▸ DIRECTIONS: Drop the images; return everything else in the listing below exactly.

▸ MATERIAL FOR THIS EXERCISE:

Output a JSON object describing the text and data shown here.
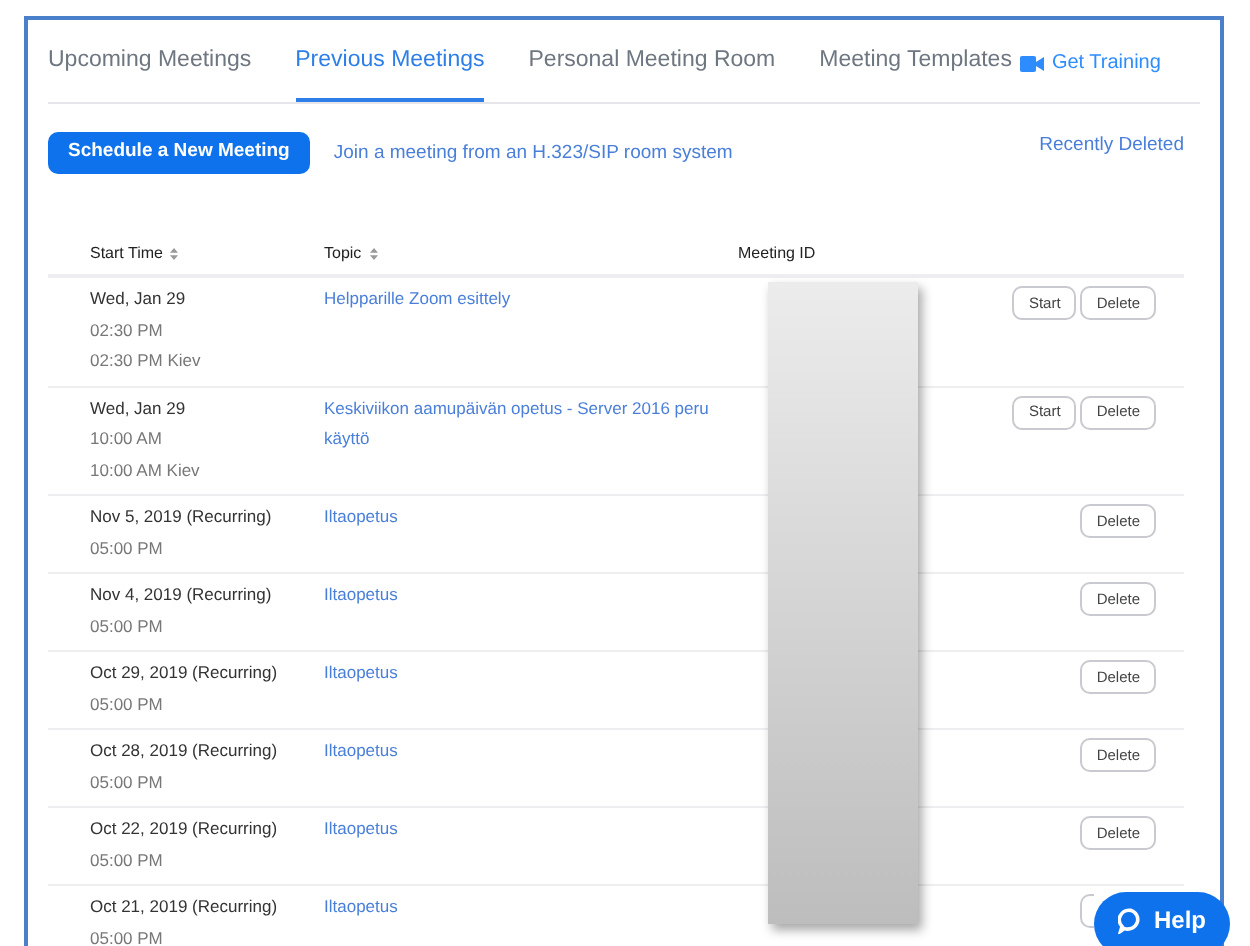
{
  "tabs": [
    {
      "label": "Upcoming Meetings",
      "selected": false
    },
    {
      "label": "Previous Meetings",
      "selected": true
    },
    {
      "label": "Personal Meeting Room",
      "selected": false
    },
    {
      "label": "Meeting Templates",
      "selected": false
    }
  ],
  "training_link": "Get Training",
  "schedule_button": "Schedule a New Meeting",
  "join_link": "Join a meeting from an H.323/SIP room system",
  "recently_deleted_link": "Recently Deleted",
  "table": {
    "columns": [
      {
        "label": "Start Time",
        "sortable": true
      },
      {
        "label": "Topic",
        "sortable": true
      },
      {
        "label": "Meeting ID",
        "sortable": false
      }
    ],
    "rows": [
      {
        "start": [
          "Wed, Jan 29",
          "02:30 PM",
          "02:30 PM Kiev"
        ],
        "topic": [
          "Helpparille Zoom esittely"
        ],
        "actions": [
          "Start",
          "Delete"
        ]
      },
      {
        "start": [
          "Wed, Jan 29",
          "10:00 AM",
          "10:00 AM Kiev"
        ],
        "topic": [
          "Keskiviikon aamupäivän opetus - Server 2016 peru",
          "käyttö"
        ],
        "actions": [
          "Start",
          "Delete"
        ]
      },
      {
        "start": [
          "Nov 5, 2019 (Recurring)",
          "05:00 PM"
        ],
        "topic": [
          "Iltaopetus"
        ],
        "actions": [
          "Delete"
        ]
      },
      {
        "start": [
          "Nov 4, 2019 (Recurring)",
          "05:00 PM"
        ],
        "topic": [
          "Iltaopetus"
        ],
        "actions": [
          "Delete"
        ]
      },
      {
        "start": [
          "Oct 29, 2019 (Recurring)",
          "05:00 PM"
        ],
        "topic": [
          "Iltaopetus"
        ],
        "actions": [
          "Delete"
        ]
      },
      {
        "start": [
          "Oct 28, 2019 (Recurring)",
          "05:00 PM"
        ],
        "topic": [
          "Iltaopetus"
        ],
        "actions": [
          "Delete"
        ]
      },
      {
        "start": [
          "Oct 22, 2019 (Recurring)",
          "05:00 PM"
        ],
        "topic": [
          "Iltaopetus"
        ],
        "actions": [
          "Delete"
        ]
      },
      {
        "start": [
          "Oct 21, 2019 (Recurring)",
          "05:00 PM"
        ],
        "topic": [
          "Iltaopetus"
        ],
        "covered_button": true
      }
    ]
  },
  "help_button": "Help"
}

▸ CORRECT RESULT:
Output a JSON object describing the text and data shown here.
{
  "tabs": [
    {
      "label": "Upcoming Meetings",
      "selected": false
    },
    {
      "label": "Previous Meetings",
      "selected": true
    },
    {
      "label": "Personal Meeting Room",
      "selected": false
    },
    {
      "label": "Meeting Templates",
      "selected": false
    }
  ],
  "training_link": "Get Training",
  "schedule_button": "Schedule a New Meeting",
  "join_link": "Join a meeting from an H.323/SIP room system",
  "recently_deleted_link": "Recently Deleted",
  "table": {
    "columns": [
      {
        "label": "Start Time",
        "sortable": true
      },
      {
        "label": "Topic",
        "sortable": true
      },
      {
        "label": "Meeting ID",
        "sortable": false
      }
    ],
    "rows": [
      {
        "start": [
          "Wed, Jan 29",
          "02:30 PM",
          "02:30 PM Kiev"
        ],
        "topic": [
          "Helpparille Zoom esittely"
        ],
        "actions": [
          "Start",
          "Delete"
        ]
      },
      {
        "start": [
          "Wed, Jan 29",
          "10:00 AM",
          "10:00 AM Kiev"
        ],
        "topic": [
          "Keskiviikon aamupäivän opetus - Server 2016 peru",
          "käyttö"
        ],
        "actions": [
          "Start",
          "Delete"
        ]
      },
      {
        "start": [
          "Nov 5, 2019 (Recurring)",
          "05:00 PM"
        ],
        "topic": [
          "Iltaopetus"
        ],
        "actions": [
          "Delete"
        ]
      },
      {
        "start": [
          "Nov 4, 2019 (Recurring)",
          "05:00 PM"
        ],
        "topic": [
          "Iltaopetus"
        ],
        "actions": [
          "Delete"
        ]
      },
      {
        "start": [
          "Oct 29, 2019 (Recurring)",
          "05:00 PM"
        ],
        "topic": [
          "Iltaopetus"
        ],
        "actions": [
          "Delete"
        ]
      },
      {
        "start": [
          "Oct 28, 2019 (Recurring)",
          "05:00 PM"
        ],
        "topic": [
          "Iltaopetus"
        ],
        "actions": [
          "Delete"
        ]
      },
      {
        "start": [
          "Oct 22, 2019 (Recurring)",
          "05:00 PM"
        ],
        "topic": [
          "Iltaopetus"
        ],
        "actions": [
          "Delete"
        ]
      },
      {
        "start": [
          "Oct 21, 2019 (Recurring)",
          "05:00 PM"
        ],
        "topic": [
          "Iltaopetus"
        ],
        "covered_button": true
      }
    ]
  },
  "help_button": "Help"
}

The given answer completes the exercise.